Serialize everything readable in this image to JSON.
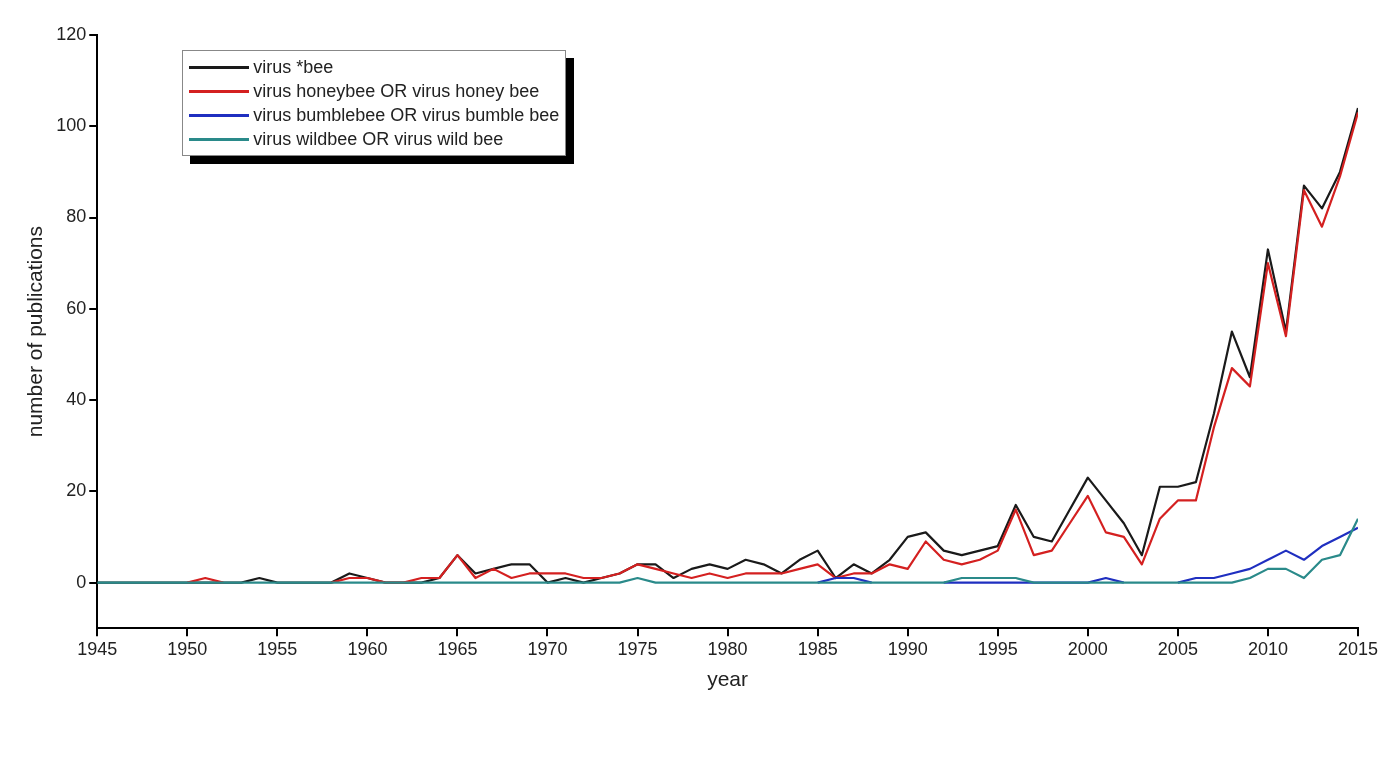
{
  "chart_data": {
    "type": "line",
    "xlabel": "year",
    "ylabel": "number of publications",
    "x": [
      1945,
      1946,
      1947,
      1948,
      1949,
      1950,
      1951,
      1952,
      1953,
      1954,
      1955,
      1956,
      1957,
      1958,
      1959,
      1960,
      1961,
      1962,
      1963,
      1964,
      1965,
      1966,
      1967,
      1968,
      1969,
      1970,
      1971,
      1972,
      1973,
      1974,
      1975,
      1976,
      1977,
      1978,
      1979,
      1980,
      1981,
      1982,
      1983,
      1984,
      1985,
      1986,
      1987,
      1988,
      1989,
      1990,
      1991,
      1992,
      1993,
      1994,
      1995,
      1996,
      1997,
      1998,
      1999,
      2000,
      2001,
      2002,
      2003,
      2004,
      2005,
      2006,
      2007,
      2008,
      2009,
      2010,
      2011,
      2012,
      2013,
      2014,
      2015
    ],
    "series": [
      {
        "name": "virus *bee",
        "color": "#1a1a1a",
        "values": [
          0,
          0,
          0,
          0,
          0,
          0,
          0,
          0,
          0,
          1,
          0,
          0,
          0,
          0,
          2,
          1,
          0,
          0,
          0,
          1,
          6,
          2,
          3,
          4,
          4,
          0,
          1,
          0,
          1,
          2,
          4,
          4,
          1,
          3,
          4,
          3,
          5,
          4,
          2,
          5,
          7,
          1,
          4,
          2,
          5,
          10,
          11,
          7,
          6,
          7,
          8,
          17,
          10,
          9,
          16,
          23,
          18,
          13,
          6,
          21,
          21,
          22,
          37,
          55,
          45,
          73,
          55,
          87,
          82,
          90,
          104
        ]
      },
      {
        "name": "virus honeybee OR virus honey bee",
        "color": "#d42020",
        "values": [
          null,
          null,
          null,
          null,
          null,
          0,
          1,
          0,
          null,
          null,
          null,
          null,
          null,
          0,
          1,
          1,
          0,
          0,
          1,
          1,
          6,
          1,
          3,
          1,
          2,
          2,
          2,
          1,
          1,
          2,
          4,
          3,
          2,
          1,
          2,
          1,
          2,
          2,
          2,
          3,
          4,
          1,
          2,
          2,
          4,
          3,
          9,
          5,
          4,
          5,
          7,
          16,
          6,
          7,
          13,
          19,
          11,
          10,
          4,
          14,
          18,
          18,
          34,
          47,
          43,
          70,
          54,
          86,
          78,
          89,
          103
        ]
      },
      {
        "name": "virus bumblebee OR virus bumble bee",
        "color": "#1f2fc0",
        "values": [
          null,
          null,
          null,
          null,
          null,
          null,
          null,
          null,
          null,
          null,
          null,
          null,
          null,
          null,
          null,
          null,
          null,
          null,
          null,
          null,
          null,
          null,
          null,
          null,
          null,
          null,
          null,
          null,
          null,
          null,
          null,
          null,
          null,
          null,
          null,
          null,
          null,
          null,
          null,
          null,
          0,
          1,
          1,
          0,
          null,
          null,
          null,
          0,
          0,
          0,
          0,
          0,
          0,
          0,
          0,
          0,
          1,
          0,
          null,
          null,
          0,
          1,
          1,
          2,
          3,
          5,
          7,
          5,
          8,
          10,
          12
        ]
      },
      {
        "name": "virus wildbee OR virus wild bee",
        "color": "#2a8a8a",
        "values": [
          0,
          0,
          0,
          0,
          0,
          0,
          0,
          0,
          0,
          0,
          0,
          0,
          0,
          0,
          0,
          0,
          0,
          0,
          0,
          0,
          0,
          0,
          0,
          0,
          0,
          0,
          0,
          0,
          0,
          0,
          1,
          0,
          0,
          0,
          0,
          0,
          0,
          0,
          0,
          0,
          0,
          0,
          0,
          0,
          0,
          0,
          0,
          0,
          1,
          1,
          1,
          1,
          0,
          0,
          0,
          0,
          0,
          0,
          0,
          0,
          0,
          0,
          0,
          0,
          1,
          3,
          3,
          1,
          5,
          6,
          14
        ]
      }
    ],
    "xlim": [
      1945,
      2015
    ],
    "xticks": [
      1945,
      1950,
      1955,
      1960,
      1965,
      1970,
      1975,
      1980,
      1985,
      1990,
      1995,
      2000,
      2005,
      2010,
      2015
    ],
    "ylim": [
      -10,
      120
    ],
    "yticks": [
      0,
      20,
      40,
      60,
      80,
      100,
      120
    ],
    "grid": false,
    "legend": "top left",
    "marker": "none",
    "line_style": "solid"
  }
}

Task prompt:
Repeat every line above exactly, minus the pictures.

Response to this exercise:
Serialize everything readable in this image to JSON.
{
  "chart_data": {
    "type": "line",
    "xlabel": "year",
    "ylabel": "number of publications",
    "x": [
      1945,
      1946,
      1947,
      1948,
      1949,
      1950,
      1951,
      1952,
      1953,
      1954,
      1955,
      1956,
      1957,
      1958,
      1959,
      1960,
      1961,
      1962,
      1963,
      1964,
      1965,
      1966,
      1967,
      1968,
      1969,
      1970,
      1971,
      1972,
      1973,
      1974,
      1975,
      1976,
      1977,
      1978,
      1979,
      1980,
      1981,
      1982,
      1983,
      1984,
      1985,
      1986,
      1987,
      1988,
      1989,
      1990,
      1991,
      1992,
      1993,
      1994,
      1995,
      1996,
      1997,
      1998,
      1999,
      2000,
      2001,
      2002,
      2003,
      2004,
      2005,
      2006,
      2007,
      2008,
      2009,
      2010,
      2011,
      2012,
      2013,
      2014,
      2015
    ],
    "series": [
      {
        "name": "virus *bee",
        "color": "#1a1a1a",
        "values": [
          0,
          0,
          0,
          0,
          0,
          0,
          0,
          0,
          0,
          1,
          0,
          0,
          0,
          0,
          2,
          1,
          0,
          0,
          0,
          1,
          6,
          2,
          3,
          4,
          4,
          0,
          1,
          0,
          1,
          2,
          4,
          4,
          1,
          3,
          4,
          3,
          5,
          4,
          2,
          5,
          7,
          1,
          4,
          2,
          5,
          10,
          11,
          7,
          6,
          7,
          8,
          17,
          10,
          9,
          16,
          23,
          18,
          13,
          6,
          21,
          21,
          22,
          37,
          55,
          45,
          73,
          55,
          87,
          82,
          90,
          104
        ]
      },
      {
        "name": "virus honeybee OR virus honey bee",
        "color": "#d42020",
        "values": [
          null,
          null,
          null,
          null,
          null,
          0,
          1,
          0,
          null,
          null,
          null,
          null,
          null,
          0,
          1,
          1,
          0,
          0,
          1,
          1,
          6,
          1,
          3,
          1,
          2,
          2,
          2,
          1,
          1,
          2,
          4,
          3,
          2,
          1,
          2,
          1,
          2,
          2,
          2,
          3,
          4,
          1,
          2,
          2,
          4,
          3,
          9,
          5,
          4,
          5,
          7,
          16,
          6,
          7,
          13,
          19,
          11,
          10,
          4,
          14,
          18,
          18,
          34,
          47,
          43,
          70,
          54,
          86,
          78,
          89,
          103
        ]
      },
      {
        "name": "virus bumblebee OR virus bumble bee",
        "color": "#1f2fc0",
        "values": [
          null,
          null,
          null,
          null,
          null,
          null,
          null,
          null,
          null,
          null,
          null,
          null,
          null,
          null,
          null,
          null,
          null,
          null,
          null,
          null,
          null,
          null,
          null,
          null,
          null,
          null,
          null,
          null,
          null,
          null,
          null,
          null,
          null,
          null,
          null,
          null,
          null,
          null,
          null,
          null,
          0,
          1,
          1,
          0,
          null,
          null,
          null,
          0,
          0,
          0,
          0,
          0,
          0,
          0,
          0,
          0,
          1,
          0,
          null,
          null,
          0,
          1,
          1,
          2,
          3,
          5,
          7,
          5,
          8,
          10,
          12
        ]
      },
      {
        "name": "virus wildbee OR virus wild bee",
        "color": "#2a8a8a",
        "values": [
          0,
          0,
          0,
          0,
          0,
          0,
          0,
          0,
          0,
          0,
          0,
          0,
          0,
          0,
          0,
          0,
          0,
          0,
          0,
          0,
          0,
          0,
          0,
          0,
          0,
          0,
          0,
          0,
          0,
          0,
          1,
          0,
          0,
          0,
          0,
          0,
          0,
          0,
          0,
          0,
          0,
          0,
          0,
          0,
          0,
          0,
          0,
          0,
          1,
          1,
          1,
          1,
          0,
          0,
          0,
          0,
          0,
          0,
          0,
          0,
          0,
          0,
          0,
          0,
          1,
          3,
          3,
          1,
          5,
          6,
          14
        ]
      }
    ],
    "xlim": [
      1945,
      2015
    ],
    "xticks": [
      1945,
      1950,
      1955,
      1960,
      1965,
      1970,
      1975,
      1980,
      1985,
      1990,
      1995,
      2000,
      2005,
      2010,
      2015
    ],
    "ylim": [
      -10,
      120
    ],
    "yticks": [
      0,
      20,
      40,
      60,
      80,
      100,
      120
    ],
    "grid": false,
    "legend": "top left",
    "marker": "none",
    "line_style": "solid"
  }
}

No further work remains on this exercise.